# Given data
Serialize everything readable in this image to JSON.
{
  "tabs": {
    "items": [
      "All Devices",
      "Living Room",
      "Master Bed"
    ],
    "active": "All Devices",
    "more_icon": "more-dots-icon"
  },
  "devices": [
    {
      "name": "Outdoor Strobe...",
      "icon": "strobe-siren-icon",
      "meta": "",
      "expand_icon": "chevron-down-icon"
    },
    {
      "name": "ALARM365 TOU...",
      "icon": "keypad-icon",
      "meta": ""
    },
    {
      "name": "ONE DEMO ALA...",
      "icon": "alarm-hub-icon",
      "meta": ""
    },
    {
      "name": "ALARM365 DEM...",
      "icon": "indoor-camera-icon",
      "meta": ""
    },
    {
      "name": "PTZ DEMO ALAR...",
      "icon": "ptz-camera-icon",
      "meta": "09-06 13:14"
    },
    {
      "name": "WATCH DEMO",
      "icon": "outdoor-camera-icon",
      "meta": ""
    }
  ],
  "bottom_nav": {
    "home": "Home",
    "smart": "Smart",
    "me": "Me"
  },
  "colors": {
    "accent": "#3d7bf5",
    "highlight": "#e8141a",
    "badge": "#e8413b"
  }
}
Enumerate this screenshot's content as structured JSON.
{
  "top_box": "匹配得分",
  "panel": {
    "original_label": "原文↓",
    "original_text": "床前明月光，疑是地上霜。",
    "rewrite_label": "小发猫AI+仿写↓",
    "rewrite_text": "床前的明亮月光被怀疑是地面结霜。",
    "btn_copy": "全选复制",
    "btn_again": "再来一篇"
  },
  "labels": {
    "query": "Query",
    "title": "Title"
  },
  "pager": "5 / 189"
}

# Problem
Every line above should be printed again exactly as it stands.

# Task response
Serialize everything readable in this image to JSON.
{
  "tabs": {
    "items": [
      "All Devices",
      "Living Room",
      "Master Bed"
    ],
    "active": "All Devices",
    "more_icon": "more-dots-icon"
  },
  "devices": [
    {
      "name": "Outdoor Strobe...",
      "icon": "strobe-siren-icon",
      "meta": "",
      "expand_icon": "chevron-down-icon"
    },
    {
      "name": "ALARM365 TOU...",
      "icon": "keypad-icon",
      "meta": ""
    },
    {
      "name": "ONE DEMO ALA...",
      "icon": "alarm-hub-icon",
      "meta": ""
    },
    {
      "name": "ALARM365 DEM...",
      "icon": "indoor-camera-icon",
      "meta": ""
    },
    {
      "name": "PTZ DEMO ALAR...",
      "icon": "ptz-camera-icon",
      "meta": "09-06 13:14"
    },
    {
      "name": "WATCH DEMO",
      "icon": "outdoor-camera-icon",
      "meta": ""
    }
  ],
  "bottom_nav": {
    "home": "Home",
    "smart": "Smart",
    "me": "Me"
  },
  "colors": {
    "accent": "#3d7bf5",
    "highlight": "#e8141a",
    "badge": "#e8413b"
  }
}
Enumerate this screenshot's content as structured JSON.
{
  "top_box": "匹配得分",
  "panel": {
    "original_label": "原文↓",
    "original_text": "床前明月光，疑是地上霜。",
    "rewrite_label": "小发猫AI+仿写↓",
    "rewrite_text": "床前的明亮月光被怀疑是地面结霜。",
    "btn_copy": "全选复制",
    "btn_again": "再来一篇"
  },
  "labels": {
    "query": "Query",
    "title": "Title"
  },
  "pager": "5 / 189"
}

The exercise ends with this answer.